According to the blog post on selection and confirmation bias below, what happens if the outlier in each graph is removed?

EXTRACT PROVIDED:
_ _ _ _ _

& Thales' Press: July 2009

Wednesday, July 22, 2009

Selecting and Confirming - A Fool's Errand

Read this story here.

Did you see the same pattern the author did? George P. Burdell, a man known for making significant patterns, didn't either. You are wise, too.

What you are witnessing in that article is a nationally distributed example of selection and confirmation bias, a fool's errand - looking for something that really is not there.

If you remove the outlier in each graph, the graphs pretty much no longer tell the story the columnist thought he was telling. This type of force-fit linear analysis does little for advancing critical insight. The first graph shows that there is no real favoritism being demonstrated. The columnist is just wrong. But so is Obama. No one (rich or poor) is really being helped significantly more than anyone else.

However, if you look at the last three graphs, the real story is that the stimulus is having little effect. There is virtually no response in unemployment and bankruptcy for stimulus dollars spent (at least up to the time this data is purported to represent); there is only a slight response to foreclosure rate.

_ _ _ _ _

SUPPLIED MATERIAL:

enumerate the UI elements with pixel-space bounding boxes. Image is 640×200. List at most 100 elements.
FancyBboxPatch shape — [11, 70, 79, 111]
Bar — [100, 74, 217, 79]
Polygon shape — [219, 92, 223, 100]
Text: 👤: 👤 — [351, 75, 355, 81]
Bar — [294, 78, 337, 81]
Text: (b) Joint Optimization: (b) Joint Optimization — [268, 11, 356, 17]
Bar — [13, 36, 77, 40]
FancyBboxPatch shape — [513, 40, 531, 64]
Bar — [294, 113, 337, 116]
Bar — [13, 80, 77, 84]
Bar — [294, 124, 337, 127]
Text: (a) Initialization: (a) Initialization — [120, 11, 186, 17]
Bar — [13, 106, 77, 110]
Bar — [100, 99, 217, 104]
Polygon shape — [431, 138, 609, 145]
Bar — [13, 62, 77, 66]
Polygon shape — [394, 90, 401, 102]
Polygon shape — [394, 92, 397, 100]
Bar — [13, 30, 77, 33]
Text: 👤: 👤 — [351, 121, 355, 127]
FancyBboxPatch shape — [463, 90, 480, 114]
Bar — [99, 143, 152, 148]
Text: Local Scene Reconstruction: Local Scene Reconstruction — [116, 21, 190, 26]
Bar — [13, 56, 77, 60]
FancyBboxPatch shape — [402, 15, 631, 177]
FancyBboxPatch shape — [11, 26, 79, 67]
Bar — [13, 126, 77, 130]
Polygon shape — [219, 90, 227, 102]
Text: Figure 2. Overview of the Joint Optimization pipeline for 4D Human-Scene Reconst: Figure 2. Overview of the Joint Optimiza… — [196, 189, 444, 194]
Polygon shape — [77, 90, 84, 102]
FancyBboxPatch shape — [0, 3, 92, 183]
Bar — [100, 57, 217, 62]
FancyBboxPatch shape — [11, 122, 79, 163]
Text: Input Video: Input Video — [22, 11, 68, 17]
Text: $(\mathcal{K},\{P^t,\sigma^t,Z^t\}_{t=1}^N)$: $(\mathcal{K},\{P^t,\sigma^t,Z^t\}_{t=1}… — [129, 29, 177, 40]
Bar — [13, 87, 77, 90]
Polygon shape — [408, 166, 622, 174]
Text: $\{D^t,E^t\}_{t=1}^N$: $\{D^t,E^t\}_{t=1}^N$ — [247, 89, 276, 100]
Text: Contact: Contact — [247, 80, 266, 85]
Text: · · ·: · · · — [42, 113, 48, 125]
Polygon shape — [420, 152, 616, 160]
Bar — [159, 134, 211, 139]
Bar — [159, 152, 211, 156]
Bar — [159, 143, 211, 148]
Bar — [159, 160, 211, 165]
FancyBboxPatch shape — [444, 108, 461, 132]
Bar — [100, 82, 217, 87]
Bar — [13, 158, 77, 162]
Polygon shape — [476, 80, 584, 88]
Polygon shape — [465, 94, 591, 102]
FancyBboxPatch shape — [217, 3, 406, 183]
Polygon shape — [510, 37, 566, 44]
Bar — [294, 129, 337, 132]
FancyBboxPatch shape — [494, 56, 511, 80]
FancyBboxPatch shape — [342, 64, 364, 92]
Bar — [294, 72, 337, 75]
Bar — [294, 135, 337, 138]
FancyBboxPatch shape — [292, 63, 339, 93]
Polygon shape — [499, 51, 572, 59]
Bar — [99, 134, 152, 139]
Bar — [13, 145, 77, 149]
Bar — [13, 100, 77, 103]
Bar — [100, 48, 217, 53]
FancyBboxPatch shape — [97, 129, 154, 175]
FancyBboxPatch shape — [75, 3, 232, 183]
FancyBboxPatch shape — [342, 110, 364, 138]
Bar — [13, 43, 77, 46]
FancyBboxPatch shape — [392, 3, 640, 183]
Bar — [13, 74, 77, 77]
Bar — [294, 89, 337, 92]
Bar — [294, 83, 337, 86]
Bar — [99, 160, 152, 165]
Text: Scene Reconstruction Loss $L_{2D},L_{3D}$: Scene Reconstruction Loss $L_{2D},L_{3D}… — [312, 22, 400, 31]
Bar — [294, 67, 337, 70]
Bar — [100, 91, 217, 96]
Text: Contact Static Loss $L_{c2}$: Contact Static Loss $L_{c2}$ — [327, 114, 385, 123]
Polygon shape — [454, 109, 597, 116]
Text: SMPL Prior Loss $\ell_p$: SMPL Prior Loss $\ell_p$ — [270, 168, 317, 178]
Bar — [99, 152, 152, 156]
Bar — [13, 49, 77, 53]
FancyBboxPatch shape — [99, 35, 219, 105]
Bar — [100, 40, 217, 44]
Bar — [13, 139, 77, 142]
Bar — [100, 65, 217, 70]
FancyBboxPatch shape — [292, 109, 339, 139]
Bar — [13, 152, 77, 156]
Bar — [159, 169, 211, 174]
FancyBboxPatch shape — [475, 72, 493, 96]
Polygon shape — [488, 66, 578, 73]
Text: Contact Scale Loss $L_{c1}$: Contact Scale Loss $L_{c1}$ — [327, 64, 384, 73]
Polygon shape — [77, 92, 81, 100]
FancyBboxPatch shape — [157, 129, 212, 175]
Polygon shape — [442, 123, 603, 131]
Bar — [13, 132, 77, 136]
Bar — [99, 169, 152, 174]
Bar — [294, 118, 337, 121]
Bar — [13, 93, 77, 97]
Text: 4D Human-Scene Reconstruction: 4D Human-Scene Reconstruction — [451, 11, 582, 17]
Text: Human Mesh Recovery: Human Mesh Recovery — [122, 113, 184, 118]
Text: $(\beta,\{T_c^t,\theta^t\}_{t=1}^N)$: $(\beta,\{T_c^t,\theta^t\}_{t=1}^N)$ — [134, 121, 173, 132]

_ _ _ _ _

RESULT FOR THIS EXERCISE: The graphs pretty much no longer tell the story the columnist thought he was telling.